=== Available records ===

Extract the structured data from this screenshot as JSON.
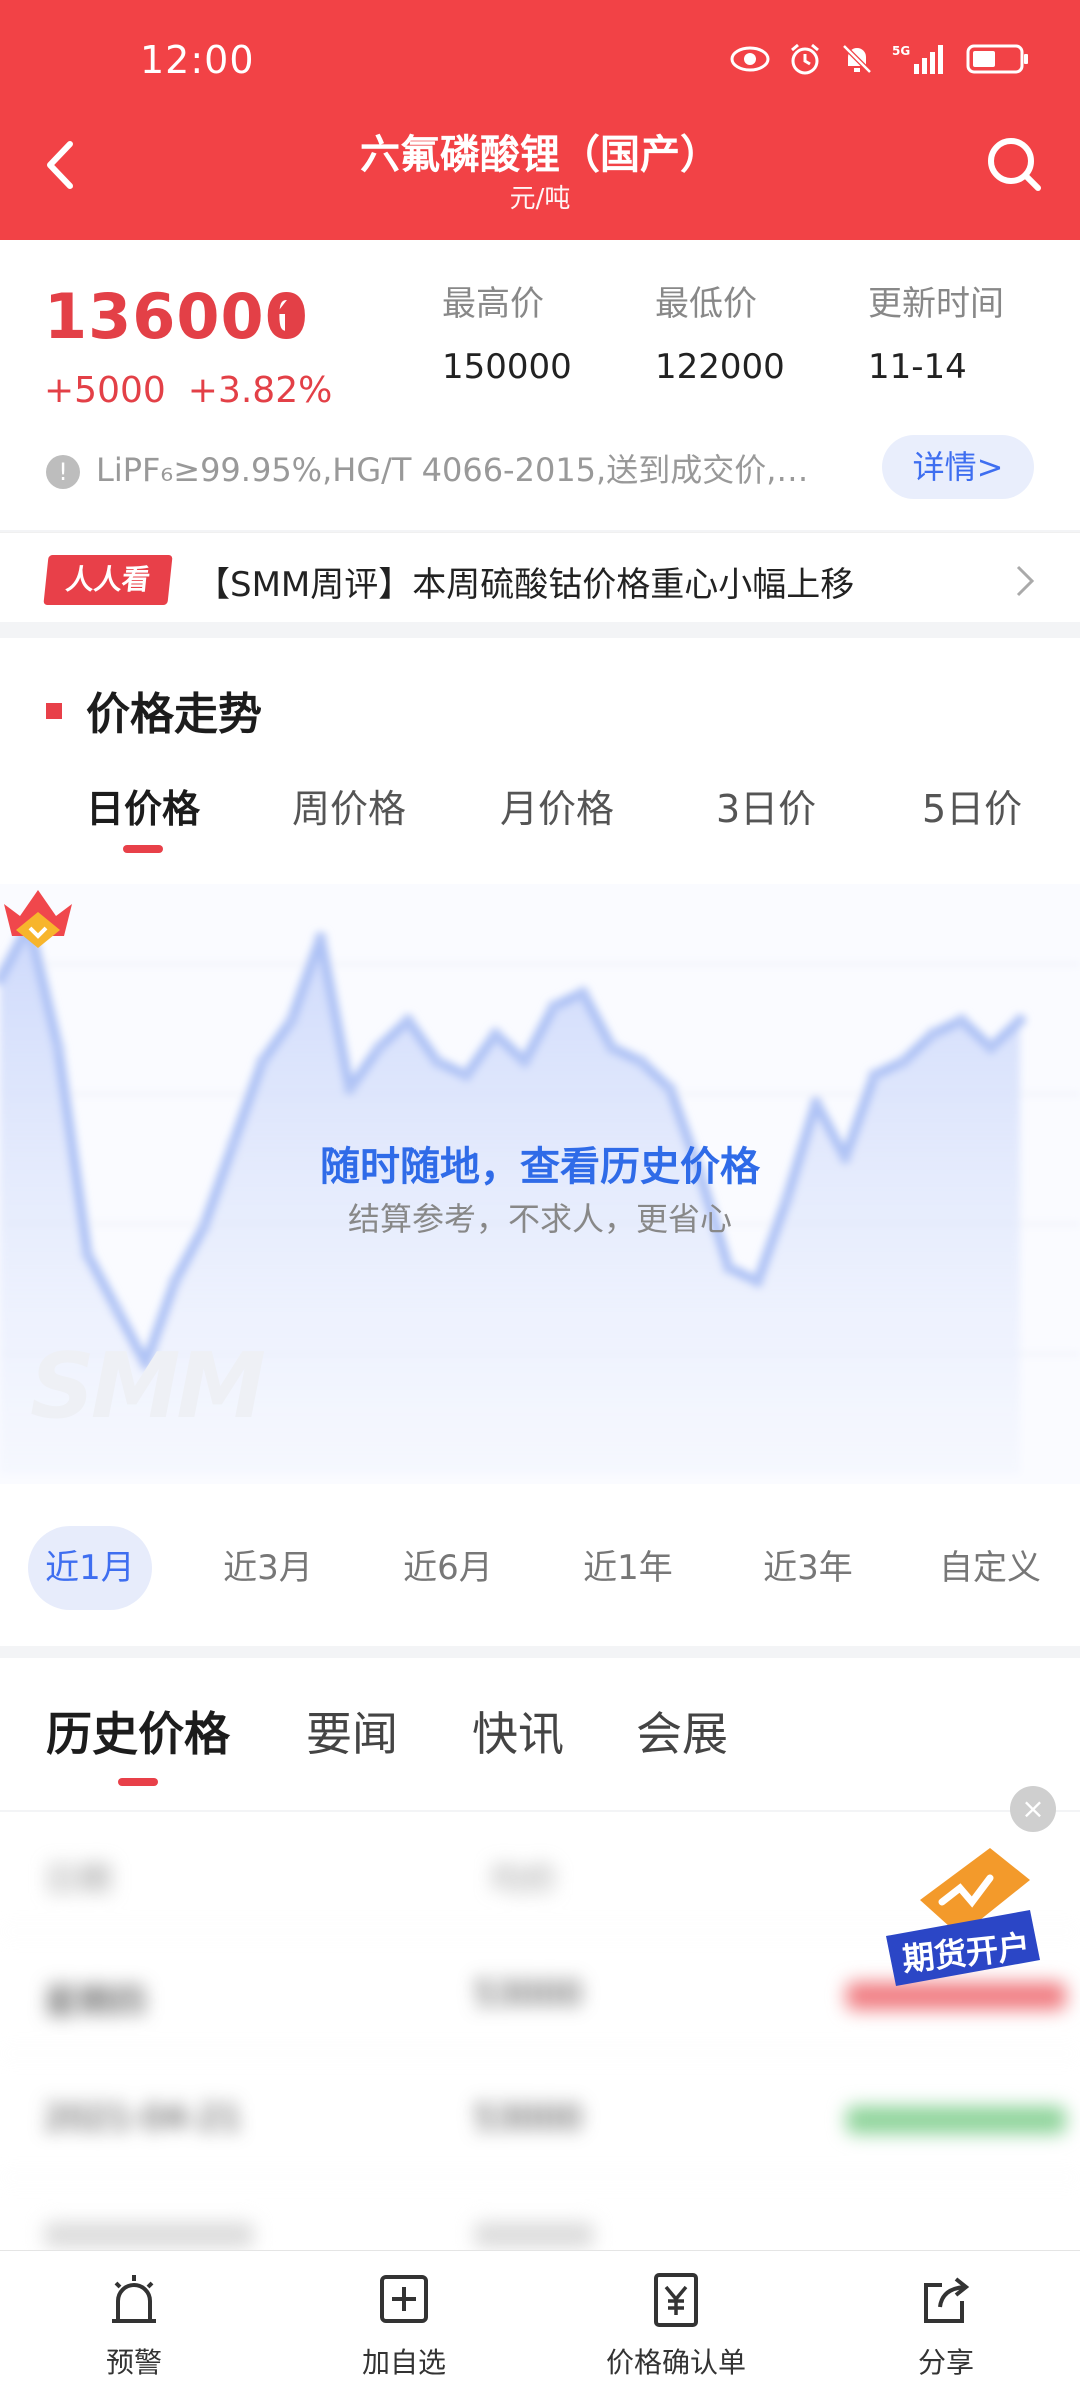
{
  "status": {
    "time": "12:00"
  },
  "header": {
    "title": "六氟磷酸锂（国产）",
    "unit": "元/吨"
  },
  "price": {
    "current": "136000",
    "change_abs": "+5000",
    "change_pct": "+3.82%",
    "high_label": "最高价",
    "high_value": "150000",
    "low_label": "最低价",
    "low_value": "122000",
    "update_label": "更新时间",
    "update_value": "11-14",
    "spec": "LiPF₆≥99.95%,HG/T 4066-2015,送到成交价,…",
    "detail_button": "详情>"
  },
  "ticker": {
    "tag": "人人看",
    "text": "【SMM周评】本周硫酸钴价格重心小幅上移"
  },
  "trend": {
    "title": "价格走势",
    "tabs": [
      "日价格",
      "周价格",
      "月价格",
      "3日价",
      "5日价"
    ],
    "active_tab": 0,
    "overlay_title": "随时随地，查看历史价格",
    "overlay_subtitle": "结算参考，不求人，更省心",
    "watermark": "SMM"
  },
  "chart_data": {
    "type": "line",
    "title": "",
    "values": [
      146,
      150,
      141,
      126,
      122,
      118,
      124,
      128,
      134,
      140,
      143,
      149,
      138,
      141,
      143,
      140,
      139,
      142,
      140,
      144,
      145,
      141,
      140,
      138,
      132,
      125,
      124,
      130,
      137,
      133,
      139,
      140,
      142,
      143,
      141,
      143
    ]
  },
  "ranges": {
    "items": [
      "近1月",
      "近3月",
      "近6月",
      "近1年",
      "近3年",
      "自定义"
    ],
    "active": 0
  },
  "content_tabs": {
    "items": [
      "历史价格",
      "要闻",
      "快讯",
      "会展"
    ],
    "active": 0
  },
  "history": {
    "header": [
      "日期",
      "均价"
    ],
    "rows": [
      [
        "星期四",
        "53000"
      ],
      [
        "2021-04-21",
        "53000"
      ]
    ]
  },
  "ad": {
    "label": "期货开户",
    "close": "×"
  },
  "bottom_nav": {
    "items": [
      "预警",
      "加自选",
      "价格确认单",
      "分享"
    ]
  },
  "colors": {
    "brand_red": "#f24246",
    "up_red": "#e34047",
    "accent_blue": "#3e6ef0"
  }
}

===

**Required task:** Every record is to be reproduced exactly, with no pictures included.

**Completed task:**
Extract the structured data from this screenshot as JSON.
{
  "status": {
    "time": "12:00"
  },
  "header": {
    "title": "六氟磷酸锂（国产）",
    "unit": "元/吨"
  },
  "price": {
    "current": "136000",
    "change_abs": "+5000",
    "change_pct": "+3.82%",
    "high_label": "最高价",
    "high_value": "150000",
    "low_label": "最低价",
    "low_value": "122000",
    "update_label": "更新时间",
    "update_value": "11-14",
    "spec": "LiPF₆≥99.95%,HG/T 4066-2015,送到成交价,…",
    "detail_button": "详情>"
  },
  "ticker": {
    "tag": "人人看",
    "text": "【SMM周评】本周硫酸钴价格重心小幅上移"
  },
  "trend": {
    "title": "价格走势",
    "tabs": [
      "日价格",
      "周价格",
      "月价格",
      "3日价",
      "5日价"
    ],
    "active_tab": 0,
    "overlay_title": "随时随地，查看历史价格",
    "overlay_subtitle": "结算参考，不求人，更省心",
    "watermark": "SMM"
  },
  "chart_data": {
    "type": "line",
    "title": "",
    "values": [
      146,
      150,
      141,
      126,
      122,
      118,
      124,
      128,
      134,
      140,
      143,
      149,
      138,
      141,
      143,
      140,
      139,
      142,
      140,
      144,
      145,
      141,
      140,
      138,
      132,
      125,
      124,
      130,
      137,
      133,
      139,
      140,
      142,
      143,
      141,
      143
    ]
  },
  "ranges": {
    "items": [
      "近1月",
      "近3月",
      "近6月",
      "近1年",
      "近3年",
      "自定义"
    ],
    "active": 0
  },
  "content_tabs": {
    "items": [
      "历史价格",
      "要闻",
      "快讯",
      "会展"
    ],
    "active": 0
  },
  "history": {
    "header": [
      "日期",
      "均价"
    ],
    "rows": [
      [
        "星期四",
        "53000"
      ],
      [
        "2021-04-21",
        "53000"
      ]
    ]
  },
  "ad": {
    "label": "期货开户",
    "close": "×"
  },
  "bottom_nav": {
    "items": [
      "预警",
      "加自选",
      "价格确认单",
      "分享"
    ]
  },
  "colors": {
    "brand_red": "#f24246",
    "up_red": "#e34047",
    "accent_blue": "#3e6ef0"
  }
}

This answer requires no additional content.